**TASK OBJECTIVE**. Please work out how many lines in the material contain "left" and give only that figure.

**THE INPUT**.
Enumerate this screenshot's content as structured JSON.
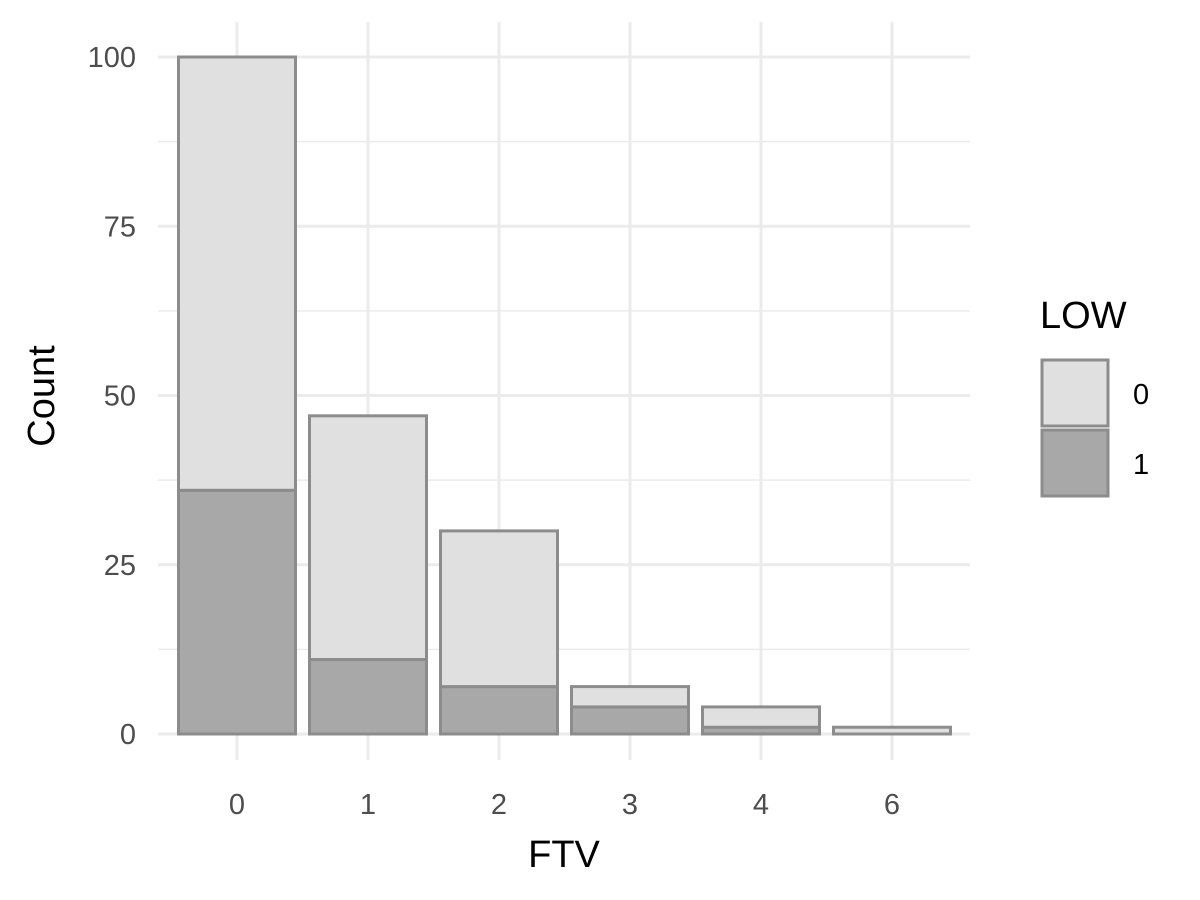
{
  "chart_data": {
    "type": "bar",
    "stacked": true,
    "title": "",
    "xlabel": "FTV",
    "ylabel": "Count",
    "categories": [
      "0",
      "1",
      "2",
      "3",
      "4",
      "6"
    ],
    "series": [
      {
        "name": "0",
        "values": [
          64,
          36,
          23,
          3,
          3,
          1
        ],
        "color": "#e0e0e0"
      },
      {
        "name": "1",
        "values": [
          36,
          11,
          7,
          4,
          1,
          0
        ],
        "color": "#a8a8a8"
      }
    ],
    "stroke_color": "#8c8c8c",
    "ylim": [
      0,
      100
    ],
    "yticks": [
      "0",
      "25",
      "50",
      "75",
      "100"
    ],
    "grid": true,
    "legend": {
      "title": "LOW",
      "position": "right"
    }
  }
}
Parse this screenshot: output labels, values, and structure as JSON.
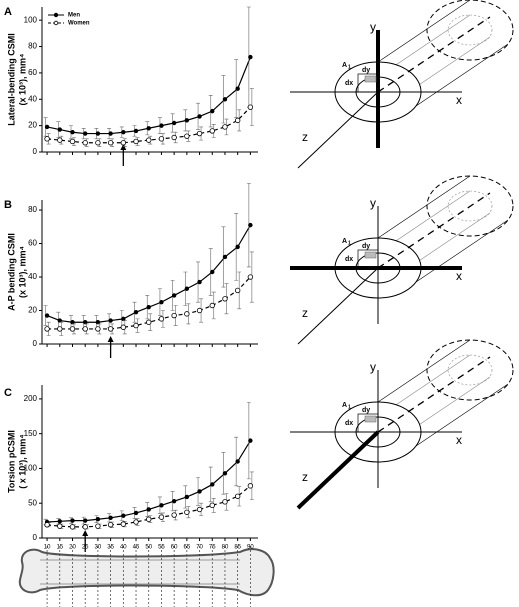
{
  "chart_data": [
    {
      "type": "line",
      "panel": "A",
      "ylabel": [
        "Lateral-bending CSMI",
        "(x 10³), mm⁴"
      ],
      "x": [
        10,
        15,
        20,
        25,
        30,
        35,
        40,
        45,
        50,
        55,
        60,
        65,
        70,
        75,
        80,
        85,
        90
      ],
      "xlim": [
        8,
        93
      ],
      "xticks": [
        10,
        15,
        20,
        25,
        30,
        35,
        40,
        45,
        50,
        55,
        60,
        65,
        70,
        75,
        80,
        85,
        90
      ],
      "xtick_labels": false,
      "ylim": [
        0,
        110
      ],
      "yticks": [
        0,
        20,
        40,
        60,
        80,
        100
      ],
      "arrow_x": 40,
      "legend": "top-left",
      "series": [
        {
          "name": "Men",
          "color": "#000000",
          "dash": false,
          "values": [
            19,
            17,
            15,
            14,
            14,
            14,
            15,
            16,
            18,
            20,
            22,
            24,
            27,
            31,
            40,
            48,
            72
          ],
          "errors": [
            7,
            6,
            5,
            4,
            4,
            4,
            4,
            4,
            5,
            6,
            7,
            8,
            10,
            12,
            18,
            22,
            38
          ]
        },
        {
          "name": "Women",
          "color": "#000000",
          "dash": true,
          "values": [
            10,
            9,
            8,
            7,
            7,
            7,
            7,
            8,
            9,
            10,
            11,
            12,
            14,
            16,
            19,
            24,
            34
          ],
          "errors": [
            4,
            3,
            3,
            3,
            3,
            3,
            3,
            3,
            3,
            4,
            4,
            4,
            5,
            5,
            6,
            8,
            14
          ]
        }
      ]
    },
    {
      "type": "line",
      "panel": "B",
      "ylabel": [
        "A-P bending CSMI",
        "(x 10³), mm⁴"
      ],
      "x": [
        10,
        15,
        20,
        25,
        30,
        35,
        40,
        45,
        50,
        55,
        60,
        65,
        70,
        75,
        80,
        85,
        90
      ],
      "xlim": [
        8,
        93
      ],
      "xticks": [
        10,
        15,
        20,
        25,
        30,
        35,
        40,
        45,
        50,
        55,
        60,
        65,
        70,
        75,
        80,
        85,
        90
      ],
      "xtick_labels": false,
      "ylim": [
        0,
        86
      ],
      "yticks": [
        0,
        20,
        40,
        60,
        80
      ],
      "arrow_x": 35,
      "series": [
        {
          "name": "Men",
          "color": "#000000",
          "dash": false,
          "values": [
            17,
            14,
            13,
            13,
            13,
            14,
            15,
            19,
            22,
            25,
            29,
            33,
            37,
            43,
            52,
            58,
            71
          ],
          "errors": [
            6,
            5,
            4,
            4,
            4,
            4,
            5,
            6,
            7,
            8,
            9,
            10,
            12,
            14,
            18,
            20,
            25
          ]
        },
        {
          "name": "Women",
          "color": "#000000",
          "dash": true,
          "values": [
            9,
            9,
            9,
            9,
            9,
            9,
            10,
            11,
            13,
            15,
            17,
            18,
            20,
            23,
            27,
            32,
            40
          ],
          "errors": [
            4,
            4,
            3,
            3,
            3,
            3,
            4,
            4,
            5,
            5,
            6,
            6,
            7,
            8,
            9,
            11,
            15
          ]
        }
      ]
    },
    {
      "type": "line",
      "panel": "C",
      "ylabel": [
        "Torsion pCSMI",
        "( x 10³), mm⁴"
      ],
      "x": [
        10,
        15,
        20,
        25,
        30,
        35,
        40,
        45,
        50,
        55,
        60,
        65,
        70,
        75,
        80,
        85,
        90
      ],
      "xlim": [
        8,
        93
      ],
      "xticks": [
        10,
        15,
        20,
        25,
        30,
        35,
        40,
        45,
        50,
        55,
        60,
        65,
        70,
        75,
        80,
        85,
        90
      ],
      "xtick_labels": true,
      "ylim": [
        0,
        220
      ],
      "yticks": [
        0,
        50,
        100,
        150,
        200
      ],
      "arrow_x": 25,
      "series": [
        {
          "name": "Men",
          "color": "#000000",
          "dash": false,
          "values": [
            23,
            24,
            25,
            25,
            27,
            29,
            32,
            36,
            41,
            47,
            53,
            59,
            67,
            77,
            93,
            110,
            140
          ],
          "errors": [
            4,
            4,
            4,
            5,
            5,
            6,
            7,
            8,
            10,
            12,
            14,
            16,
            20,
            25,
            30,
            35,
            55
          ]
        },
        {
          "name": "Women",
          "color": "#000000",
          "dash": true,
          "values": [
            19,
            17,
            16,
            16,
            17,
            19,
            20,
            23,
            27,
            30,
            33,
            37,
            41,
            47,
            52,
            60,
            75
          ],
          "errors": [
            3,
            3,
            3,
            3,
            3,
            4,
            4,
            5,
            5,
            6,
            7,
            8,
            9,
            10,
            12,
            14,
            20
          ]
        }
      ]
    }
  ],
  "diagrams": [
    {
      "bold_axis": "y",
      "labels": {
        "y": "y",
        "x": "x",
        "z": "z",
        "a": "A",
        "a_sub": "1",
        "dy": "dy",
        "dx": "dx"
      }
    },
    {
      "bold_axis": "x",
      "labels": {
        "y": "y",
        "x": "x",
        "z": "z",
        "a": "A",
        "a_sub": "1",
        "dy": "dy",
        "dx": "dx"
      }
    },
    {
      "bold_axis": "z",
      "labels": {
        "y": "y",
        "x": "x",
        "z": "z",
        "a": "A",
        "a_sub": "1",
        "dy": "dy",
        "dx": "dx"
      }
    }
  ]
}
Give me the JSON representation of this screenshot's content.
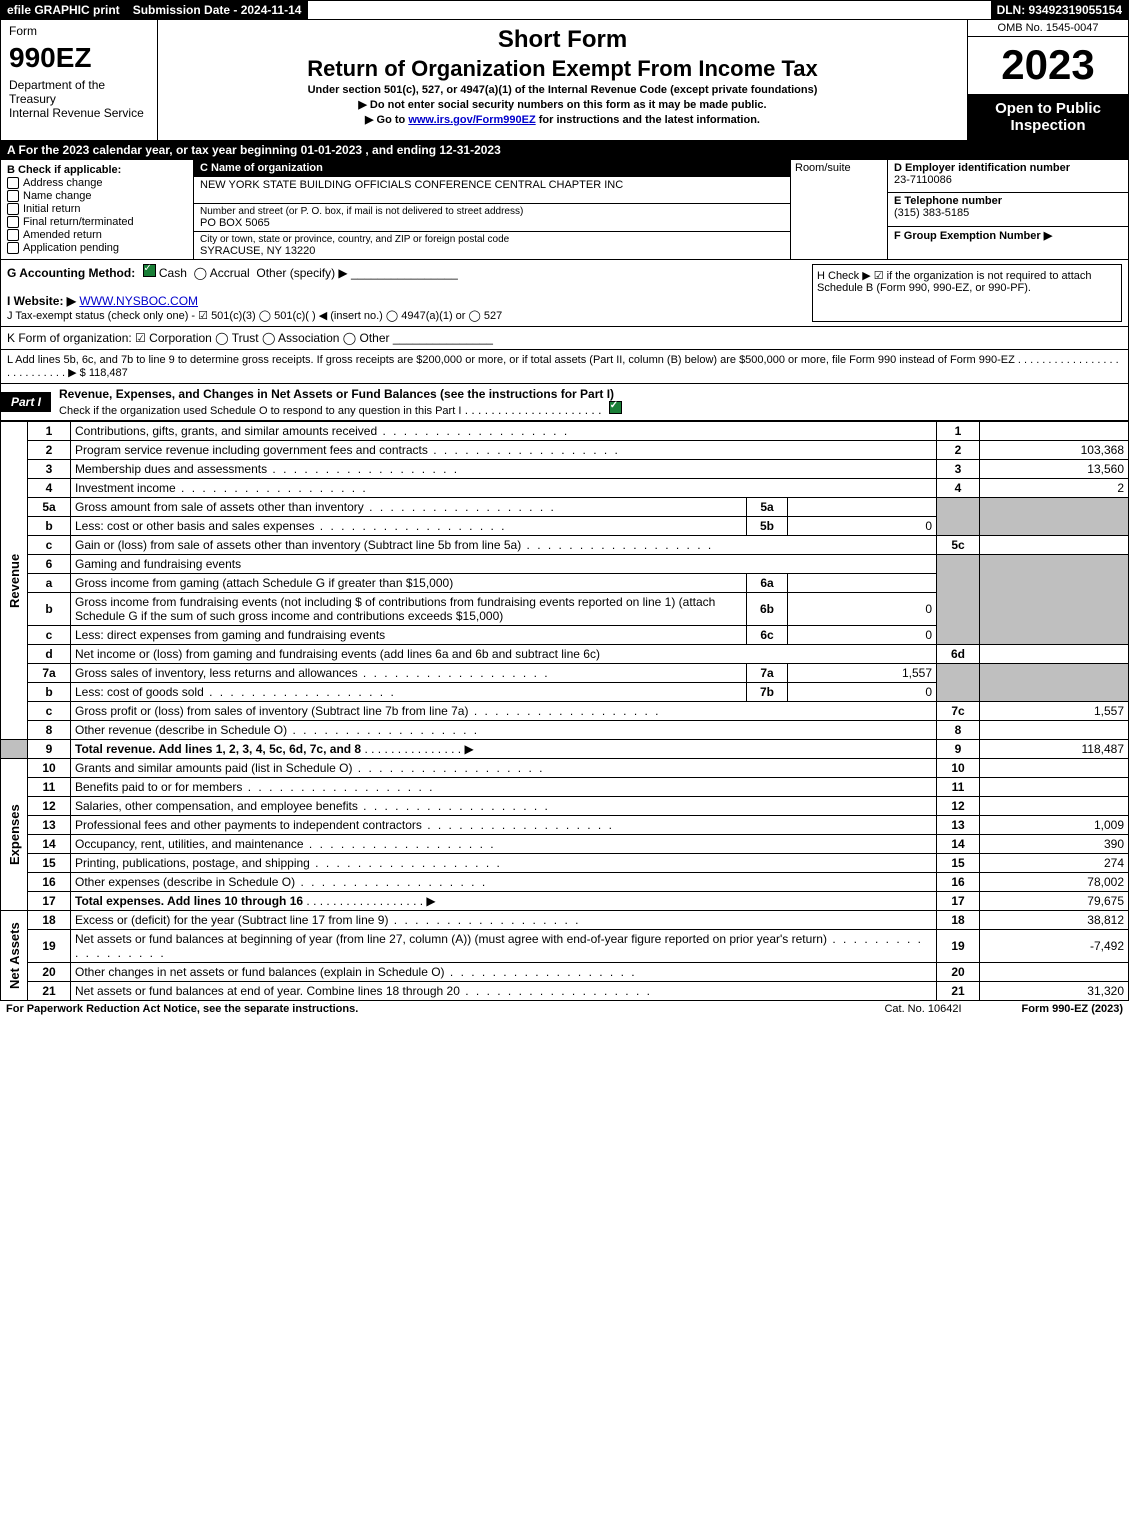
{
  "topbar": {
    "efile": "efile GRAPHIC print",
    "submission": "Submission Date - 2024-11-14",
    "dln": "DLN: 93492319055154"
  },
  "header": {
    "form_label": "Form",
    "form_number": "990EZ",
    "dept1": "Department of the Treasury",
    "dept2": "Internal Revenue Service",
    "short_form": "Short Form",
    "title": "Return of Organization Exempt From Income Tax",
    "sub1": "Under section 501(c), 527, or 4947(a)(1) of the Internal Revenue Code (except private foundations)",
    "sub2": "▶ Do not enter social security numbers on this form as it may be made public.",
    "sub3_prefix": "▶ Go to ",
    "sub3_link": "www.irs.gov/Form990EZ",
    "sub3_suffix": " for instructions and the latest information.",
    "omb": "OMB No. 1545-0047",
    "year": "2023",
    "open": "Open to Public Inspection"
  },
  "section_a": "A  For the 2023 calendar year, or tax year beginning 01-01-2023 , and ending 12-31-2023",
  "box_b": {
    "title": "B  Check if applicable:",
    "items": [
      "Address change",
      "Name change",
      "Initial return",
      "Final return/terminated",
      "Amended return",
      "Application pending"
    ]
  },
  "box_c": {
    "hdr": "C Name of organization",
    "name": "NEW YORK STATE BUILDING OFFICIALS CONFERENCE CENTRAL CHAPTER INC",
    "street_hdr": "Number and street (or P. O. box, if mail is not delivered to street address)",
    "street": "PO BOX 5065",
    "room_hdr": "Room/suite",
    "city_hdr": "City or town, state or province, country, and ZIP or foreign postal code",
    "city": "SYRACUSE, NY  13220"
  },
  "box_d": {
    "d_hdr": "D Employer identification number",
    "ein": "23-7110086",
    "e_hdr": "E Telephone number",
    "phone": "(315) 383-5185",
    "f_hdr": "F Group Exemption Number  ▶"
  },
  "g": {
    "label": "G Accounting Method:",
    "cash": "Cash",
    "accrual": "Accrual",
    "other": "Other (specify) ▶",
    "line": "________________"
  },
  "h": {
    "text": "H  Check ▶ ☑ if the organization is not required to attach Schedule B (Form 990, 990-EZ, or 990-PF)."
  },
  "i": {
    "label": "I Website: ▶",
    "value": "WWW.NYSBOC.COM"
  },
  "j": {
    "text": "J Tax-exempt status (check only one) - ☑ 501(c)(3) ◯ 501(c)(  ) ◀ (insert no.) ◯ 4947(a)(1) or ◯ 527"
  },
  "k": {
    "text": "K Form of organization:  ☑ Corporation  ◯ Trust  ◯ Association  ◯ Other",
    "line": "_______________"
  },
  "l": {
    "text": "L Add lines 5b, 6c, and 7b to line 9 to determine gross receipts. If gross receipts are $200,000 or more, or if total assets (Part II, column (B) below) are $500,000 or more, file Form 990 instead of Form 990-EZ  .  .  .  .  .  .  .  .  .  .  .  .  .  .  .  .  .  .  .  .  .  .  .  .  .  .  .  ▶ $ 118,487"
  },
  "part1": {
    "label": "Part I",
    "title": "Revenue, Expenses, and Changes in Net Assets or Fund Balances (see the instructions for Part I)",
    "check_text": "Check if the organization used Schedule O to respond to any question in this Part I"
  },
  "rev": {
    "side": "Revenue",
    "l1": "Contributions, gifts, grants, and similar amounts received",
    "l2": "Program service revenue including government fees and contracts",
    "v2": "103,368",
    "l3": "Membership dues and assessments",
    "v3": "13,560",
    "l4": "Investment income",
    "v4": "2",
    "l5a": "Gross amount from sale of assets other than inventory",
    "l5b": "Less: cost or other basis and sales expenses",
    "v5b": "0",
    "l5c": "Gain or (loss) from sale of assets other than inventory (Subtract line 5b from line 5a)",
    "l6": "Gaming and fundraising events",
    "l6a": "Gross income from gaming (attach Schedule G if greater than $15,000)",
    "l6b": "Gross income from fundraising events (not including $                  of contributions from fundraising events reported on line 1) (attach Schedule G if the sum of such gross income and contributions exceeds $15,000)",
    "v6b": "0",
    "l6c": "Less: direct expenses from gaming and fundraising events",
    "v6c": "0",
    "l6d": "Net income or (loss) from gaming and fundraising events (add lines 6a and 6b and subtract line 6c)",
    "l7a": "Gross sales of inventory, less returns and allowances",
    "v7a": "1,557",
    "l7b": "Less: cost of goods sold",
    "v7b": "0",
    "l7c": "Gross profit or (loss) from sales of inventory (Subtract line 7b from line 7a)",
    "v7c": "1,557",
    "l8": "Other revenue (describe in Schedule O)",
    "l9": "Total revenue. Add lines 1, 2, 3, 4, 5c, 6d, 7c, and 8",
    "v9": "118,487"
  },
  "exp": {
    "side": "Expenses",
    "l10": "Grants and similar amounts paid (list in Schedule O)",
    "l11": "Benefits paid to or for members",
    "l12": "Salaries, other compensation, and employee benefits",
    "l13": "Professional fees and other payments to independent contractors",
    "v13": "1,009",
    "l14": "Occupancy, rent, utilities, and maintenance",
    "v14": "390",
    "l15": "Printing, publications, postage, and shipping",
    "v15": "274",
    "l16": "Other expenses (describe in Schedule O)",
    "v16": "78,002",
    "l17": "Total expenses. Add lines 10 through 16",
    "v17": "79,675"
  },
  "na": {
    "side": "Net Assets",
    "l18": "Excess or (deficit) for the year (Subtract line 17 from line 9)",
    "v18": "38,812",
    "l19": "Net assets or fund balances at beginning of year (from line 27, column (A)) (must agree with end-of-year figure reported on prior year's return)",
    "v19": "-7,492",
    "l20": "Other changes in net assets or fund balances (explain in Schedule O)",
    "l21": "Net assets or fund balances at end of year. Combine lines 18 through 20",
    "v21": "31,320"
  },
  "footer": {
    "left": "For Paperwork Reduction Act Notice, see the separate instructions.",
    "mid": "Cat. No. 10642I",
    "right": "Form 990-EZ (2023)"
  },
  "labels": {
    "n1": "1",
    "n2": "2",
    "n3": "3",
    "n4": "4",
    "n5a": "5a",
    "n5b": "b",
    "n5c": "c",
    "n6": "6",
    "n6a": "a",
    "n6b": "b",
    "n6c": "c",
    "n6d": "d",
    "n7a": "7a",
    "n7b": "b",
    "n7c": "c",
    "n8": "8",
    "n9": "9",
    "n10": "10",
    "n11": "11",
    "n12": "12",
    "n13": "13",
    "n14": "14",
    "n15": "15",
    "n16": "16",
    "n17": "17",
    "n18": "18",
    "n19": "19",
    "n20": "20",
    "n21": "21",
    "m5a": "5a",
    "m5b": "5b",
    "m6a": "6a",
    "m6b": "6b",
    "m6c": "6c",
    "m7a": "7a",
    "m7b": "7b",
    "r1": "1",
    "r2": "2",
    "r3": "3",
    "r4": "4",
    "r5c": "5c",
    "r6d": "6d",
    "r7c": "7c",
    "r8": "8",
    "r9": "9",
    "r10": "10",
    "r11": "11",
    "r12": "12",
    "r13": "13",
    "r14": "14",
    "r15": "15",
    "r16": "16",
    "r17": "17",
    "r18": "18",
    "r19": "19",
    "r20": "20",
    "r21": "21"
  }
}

**EXERCISE ANSWER**. 2